### DIRECTIONS
Write the count of lines that contain the word "среди" and nothing else.

════════════════

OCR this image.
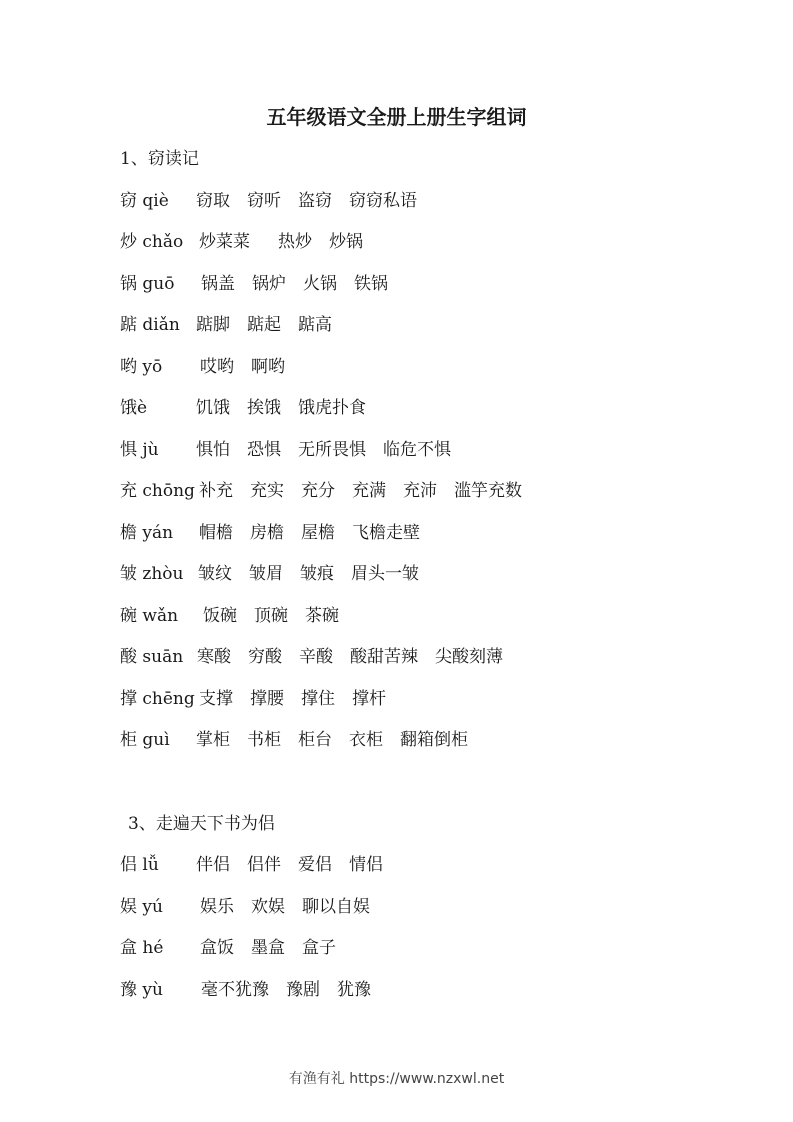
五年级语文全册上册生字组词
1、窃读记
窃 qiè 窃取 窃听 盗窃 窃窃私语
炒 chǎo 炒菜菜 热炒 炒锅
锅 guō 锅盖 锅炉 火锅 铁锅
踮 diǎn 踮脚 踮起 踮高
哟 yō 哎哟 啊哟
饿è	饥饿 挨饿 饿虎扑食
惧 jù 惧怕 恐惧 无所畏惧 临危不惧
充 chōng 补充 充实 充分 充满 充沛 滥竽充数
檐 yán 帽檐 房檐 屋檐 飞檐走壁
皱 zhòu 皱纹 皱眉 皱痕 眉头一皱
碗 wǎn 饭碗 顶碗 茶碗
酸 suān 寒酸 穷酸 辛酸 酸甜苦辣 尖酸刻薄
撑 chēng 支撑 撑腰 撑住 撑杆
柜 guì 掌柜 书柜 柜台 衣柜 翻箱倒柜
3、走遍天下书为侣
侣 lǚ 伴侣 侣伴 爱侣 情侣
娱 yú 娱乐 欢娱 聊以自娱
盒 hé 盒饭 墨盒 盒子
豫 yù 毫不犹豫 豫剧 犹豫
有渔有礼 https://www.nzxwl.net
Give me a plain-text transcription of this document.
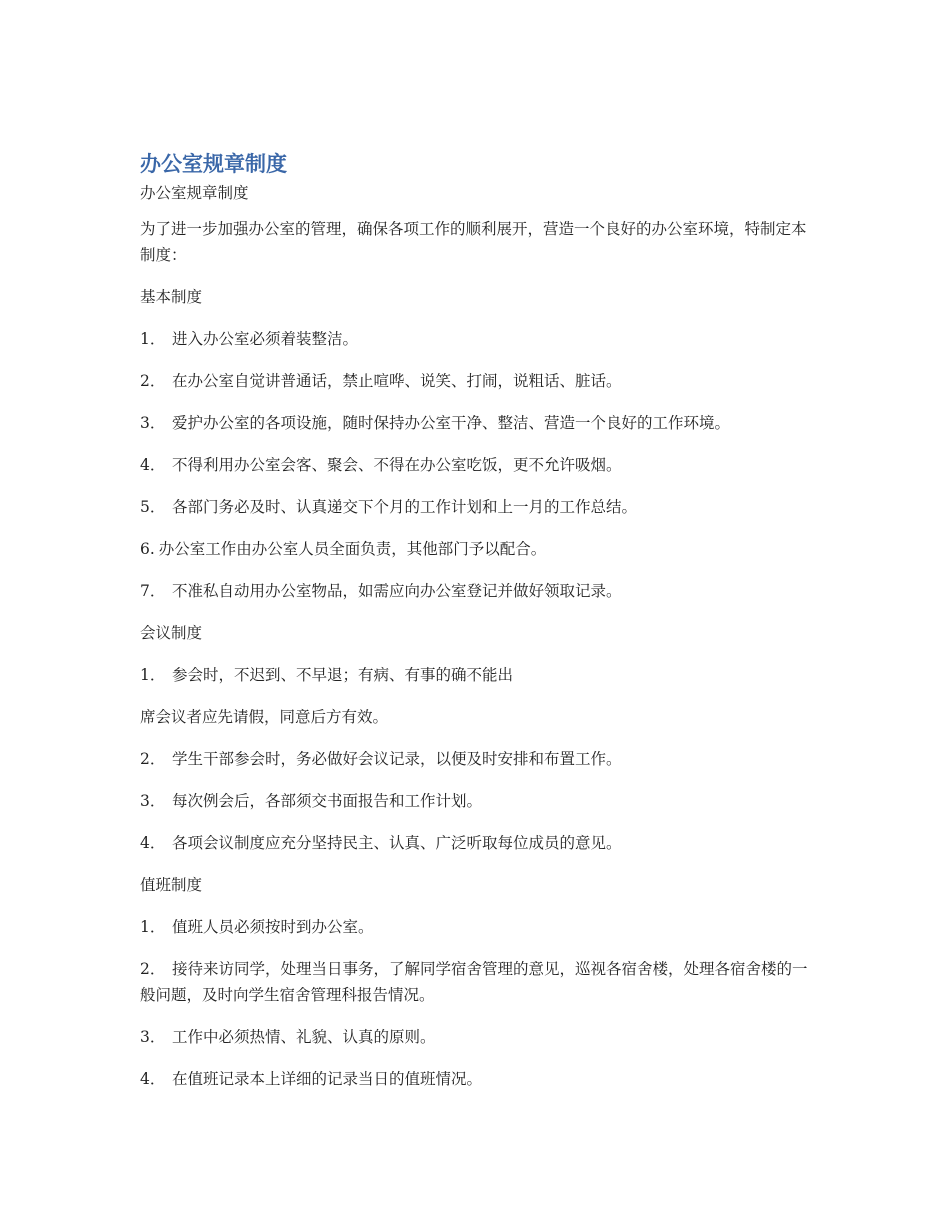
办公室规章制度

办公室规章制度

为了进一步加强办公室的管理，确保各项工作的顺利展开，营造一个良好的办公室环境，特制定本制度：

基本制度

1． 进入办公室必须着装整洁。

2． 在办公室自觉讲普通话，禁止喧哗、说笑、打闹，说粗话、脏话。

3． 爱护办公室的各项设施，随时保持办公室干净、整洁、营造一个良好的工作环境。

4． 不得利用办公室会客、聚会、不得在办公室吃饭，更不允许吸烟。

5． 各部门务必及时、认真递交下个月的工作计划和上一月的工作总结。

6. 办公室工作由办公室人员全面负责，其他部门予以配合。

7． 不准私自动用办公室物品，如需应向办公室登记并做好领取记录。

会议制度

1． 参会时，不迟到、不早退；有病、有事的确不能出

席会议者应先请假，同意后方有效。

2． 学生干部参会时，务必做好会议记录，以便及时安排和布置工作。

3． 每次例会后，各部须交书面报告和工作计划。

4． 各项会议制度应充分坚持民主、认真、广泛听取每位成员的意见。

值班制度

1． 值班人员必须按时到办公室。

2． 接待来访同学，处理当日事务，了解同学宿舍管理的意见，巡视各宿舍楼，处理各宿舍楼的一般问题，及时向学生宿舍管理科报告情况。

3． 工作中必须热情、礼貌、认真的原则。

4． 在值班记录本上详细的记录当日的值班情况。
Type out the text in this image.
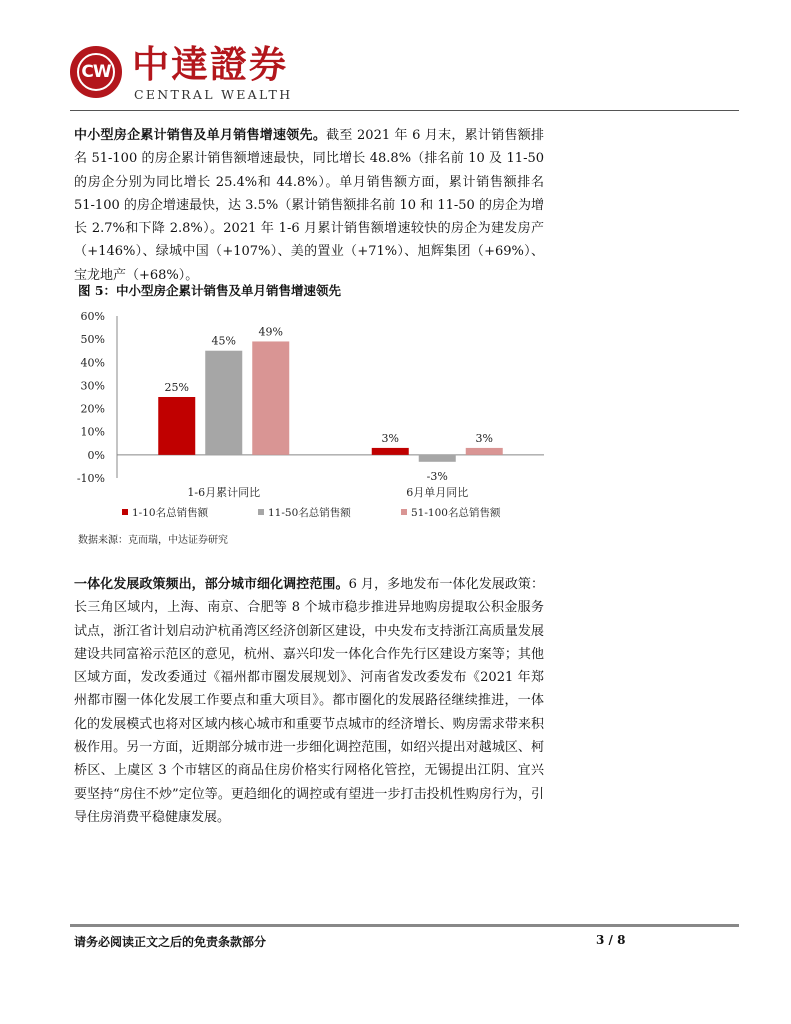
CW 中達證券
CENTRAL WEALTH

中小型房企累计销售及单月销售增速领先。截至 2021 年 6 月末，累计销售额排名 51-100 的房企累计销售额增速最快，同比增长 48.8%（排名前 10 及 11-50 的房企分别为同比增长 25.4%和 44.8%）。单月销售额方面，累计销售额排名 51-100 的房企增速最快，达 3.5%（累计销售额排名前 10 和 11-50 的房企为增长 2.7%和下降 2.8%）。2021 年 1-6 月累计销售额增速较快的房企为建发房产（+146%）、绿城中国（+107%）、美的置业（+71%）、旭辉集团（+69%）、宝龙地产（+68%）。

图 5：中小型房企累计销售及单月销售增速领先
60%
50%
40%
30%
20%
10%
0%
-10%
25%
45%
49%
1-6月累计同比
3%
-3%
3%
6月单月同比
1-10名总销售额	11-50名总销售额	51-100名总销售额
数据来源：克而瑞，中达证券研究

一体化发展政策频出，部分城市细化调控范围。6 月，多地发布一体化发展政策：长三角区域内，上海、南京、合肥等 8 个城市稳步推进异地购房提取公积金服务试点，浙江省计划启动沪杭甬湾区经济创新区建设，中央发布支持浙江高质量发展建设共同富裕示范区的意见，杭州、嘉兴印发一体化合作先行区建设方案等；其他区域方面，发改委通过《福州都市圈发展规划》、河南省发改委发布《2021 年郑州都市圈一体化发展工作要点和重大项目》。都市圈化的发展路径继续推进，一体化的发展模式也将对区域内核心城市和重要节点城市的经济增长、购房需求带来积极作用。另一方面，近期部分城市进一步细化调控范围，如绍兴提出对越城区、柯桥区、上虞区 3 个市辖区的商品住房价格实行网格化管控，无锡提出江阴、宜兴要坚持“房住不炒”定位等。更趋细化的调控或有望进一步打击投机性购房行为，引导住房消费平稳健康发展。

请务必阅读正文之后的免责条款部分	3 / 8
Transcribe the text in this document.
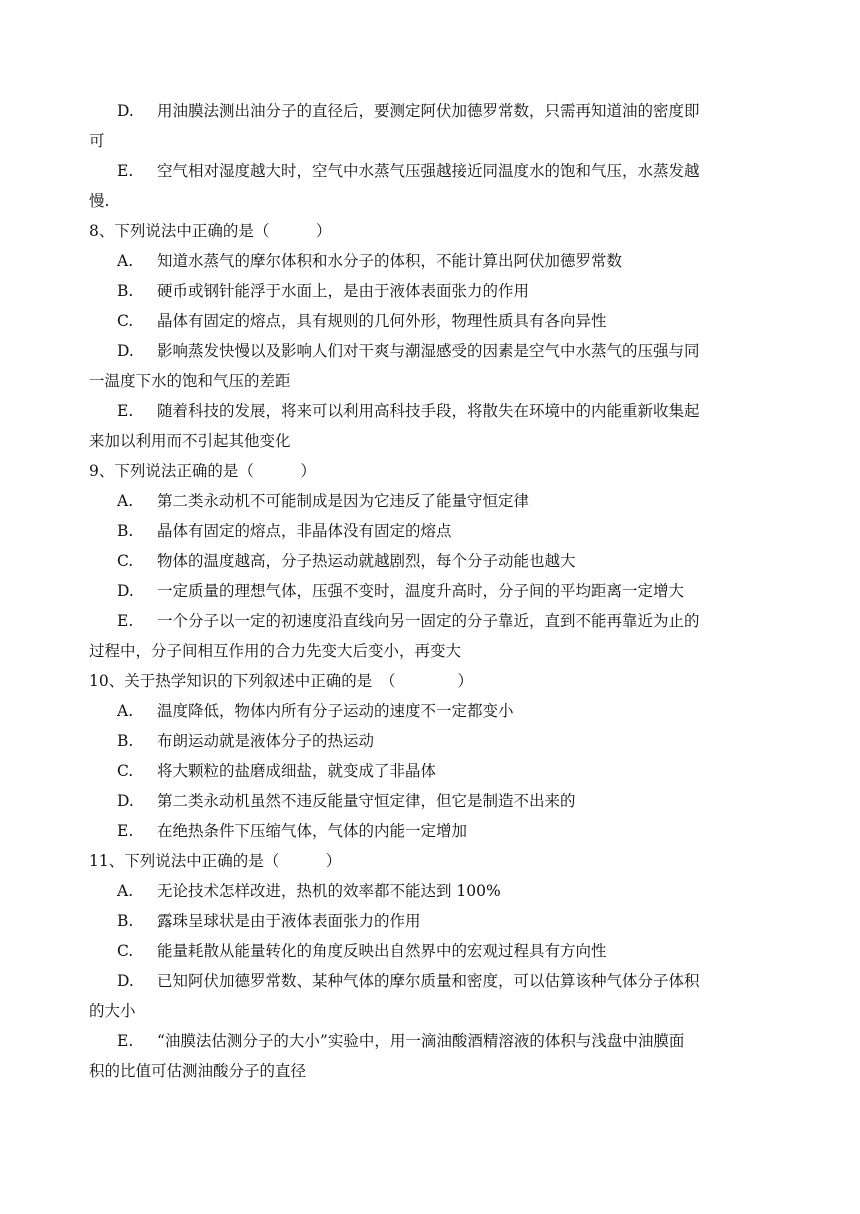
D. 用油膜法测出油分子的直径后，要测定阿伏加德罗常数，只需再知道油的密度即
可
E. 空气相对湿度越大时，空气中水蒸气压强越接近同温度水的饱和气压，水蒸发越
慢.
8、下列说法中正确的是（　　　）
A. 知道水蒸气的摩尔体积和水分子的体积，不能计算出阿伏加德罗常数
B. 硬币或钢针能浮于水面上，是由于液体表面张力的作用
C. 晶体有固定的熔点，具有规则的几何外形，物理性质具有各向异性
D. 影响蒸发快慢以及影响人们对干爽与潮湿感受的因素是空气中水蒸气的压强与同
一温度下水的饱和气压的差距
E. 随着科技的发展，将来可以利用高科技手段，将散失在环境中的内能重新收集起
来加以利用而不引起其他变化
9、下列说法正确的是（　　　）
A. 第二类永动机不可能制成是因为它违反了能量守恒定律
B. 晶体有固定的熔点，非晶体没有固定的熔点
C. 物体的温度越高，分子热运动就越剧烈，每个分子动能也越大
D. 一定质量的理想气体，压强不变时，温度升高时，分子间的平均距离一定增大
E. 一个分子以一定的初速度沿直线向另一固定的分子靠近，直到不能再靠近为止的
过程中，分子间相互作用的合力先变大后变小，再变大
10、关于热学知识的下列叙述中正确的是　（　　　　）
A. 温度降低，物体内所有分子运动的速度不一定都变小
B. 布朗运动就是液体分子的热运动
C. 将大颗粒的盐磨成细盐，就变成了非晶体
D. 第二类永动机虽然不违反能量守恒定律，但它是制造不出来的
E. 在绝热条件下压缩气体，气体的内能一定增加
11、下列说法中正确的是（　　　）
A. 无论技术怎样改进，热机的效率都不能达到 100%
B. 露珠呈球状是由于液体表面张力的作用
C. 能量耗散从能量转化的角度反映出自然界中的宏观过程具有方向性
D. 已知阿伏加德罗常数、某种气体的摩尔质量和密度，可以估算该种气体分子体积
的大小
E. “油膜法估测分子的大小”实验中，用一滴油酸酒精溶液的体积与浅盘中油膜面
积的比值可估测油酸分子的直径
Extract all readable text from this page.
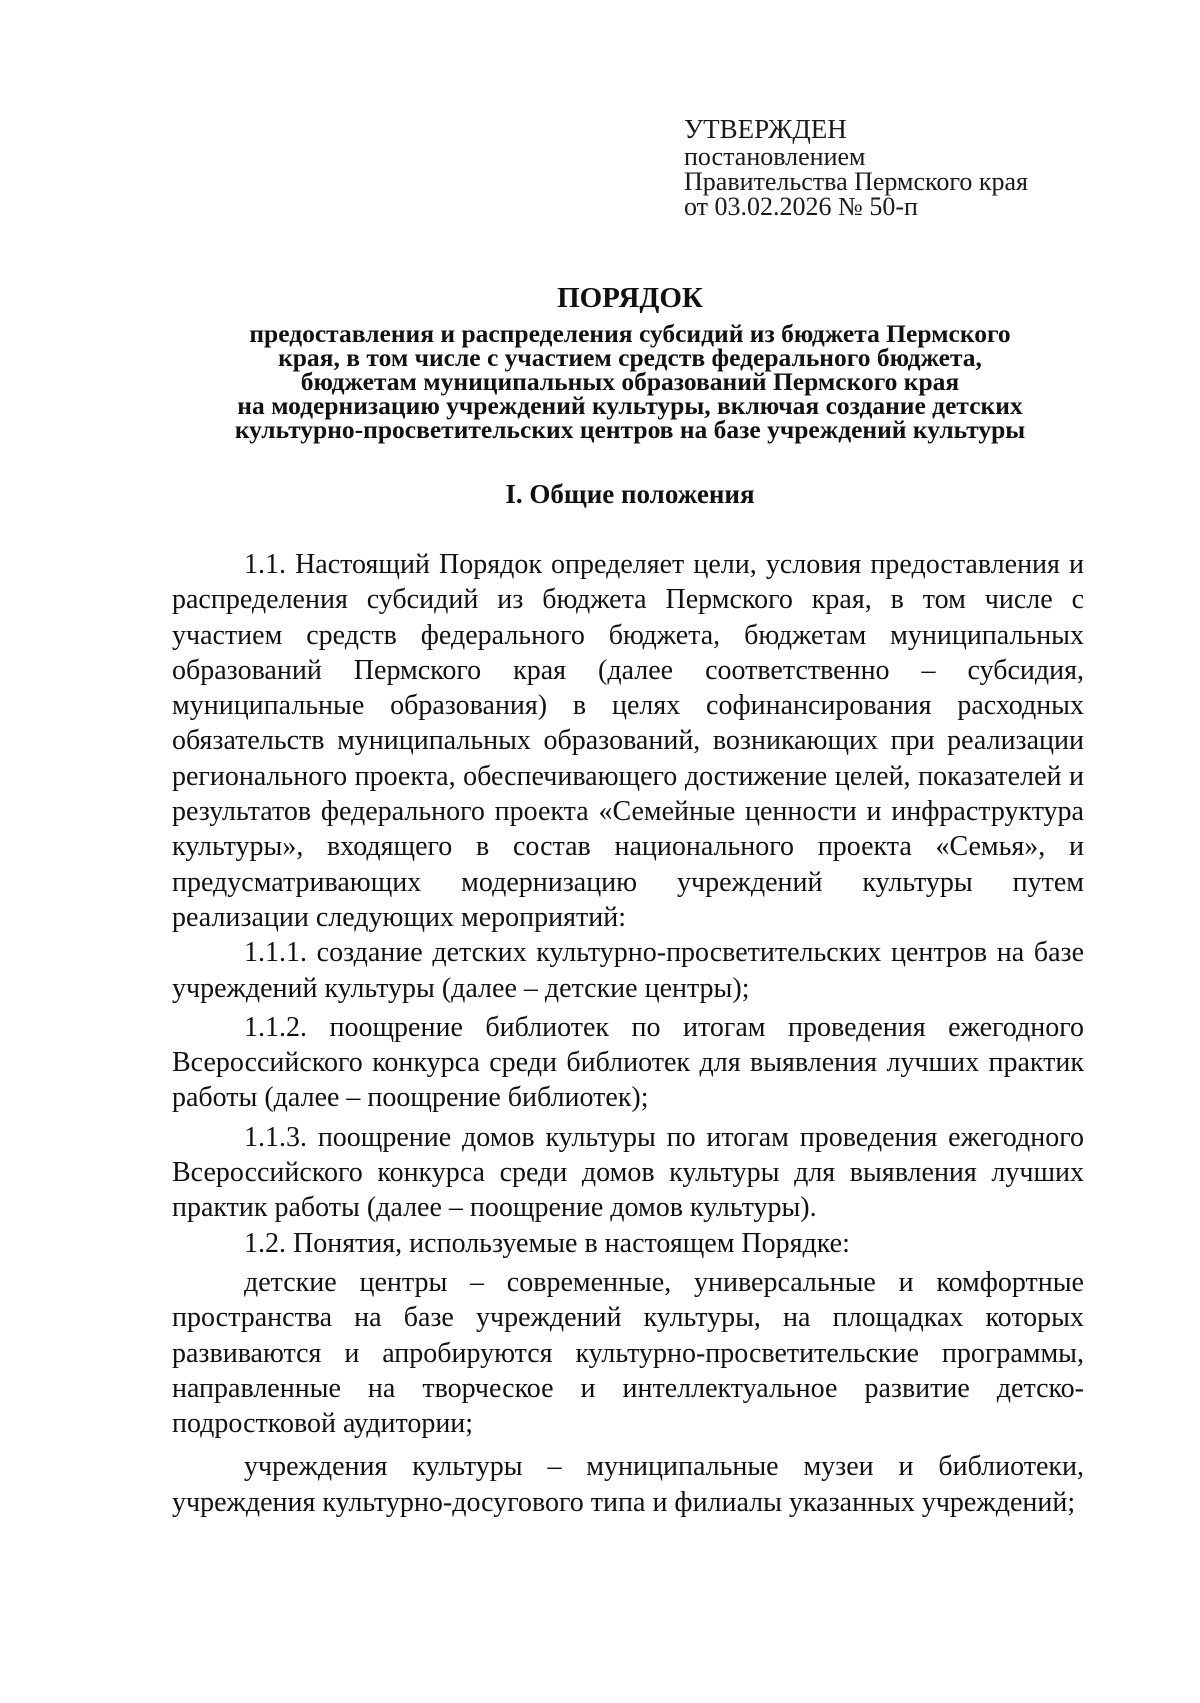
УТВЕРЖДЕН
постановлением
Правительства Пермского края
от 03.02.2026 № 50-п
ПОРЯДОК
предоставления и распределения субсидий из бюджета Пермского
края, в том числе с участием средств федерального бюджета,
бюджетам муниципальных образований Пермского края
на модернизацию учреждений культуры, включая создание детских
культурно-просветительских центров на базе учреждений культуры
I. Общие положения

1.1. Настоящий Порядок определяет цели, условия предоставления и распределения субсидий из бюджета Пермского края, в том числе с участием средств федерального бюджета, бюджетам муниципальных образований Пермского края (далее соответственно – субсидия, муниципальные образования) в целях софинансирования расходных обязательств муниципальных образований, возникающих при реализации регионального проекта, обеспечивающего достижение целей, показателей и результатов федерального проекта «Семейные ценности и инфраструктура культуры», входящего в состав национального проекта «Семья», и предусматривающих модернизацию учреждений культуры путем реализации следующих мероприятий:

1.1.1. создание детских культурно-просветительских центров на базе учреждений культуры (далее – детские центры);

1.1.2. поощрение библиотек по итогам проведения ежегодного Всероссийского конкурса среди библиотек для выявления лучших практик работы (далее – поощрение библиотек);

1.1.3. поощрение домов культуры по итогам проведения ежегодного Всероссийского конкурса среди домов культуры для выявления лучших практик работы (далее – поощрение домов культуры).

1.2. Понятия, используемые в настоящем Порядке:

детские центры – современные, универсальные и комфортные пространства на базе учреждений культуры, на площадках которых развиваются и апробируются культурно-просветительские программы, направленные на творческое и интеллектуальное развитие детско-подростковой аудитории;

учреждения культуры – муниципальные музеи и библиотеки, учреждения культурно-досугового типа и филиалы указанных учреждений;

════════════════

### REPLY
2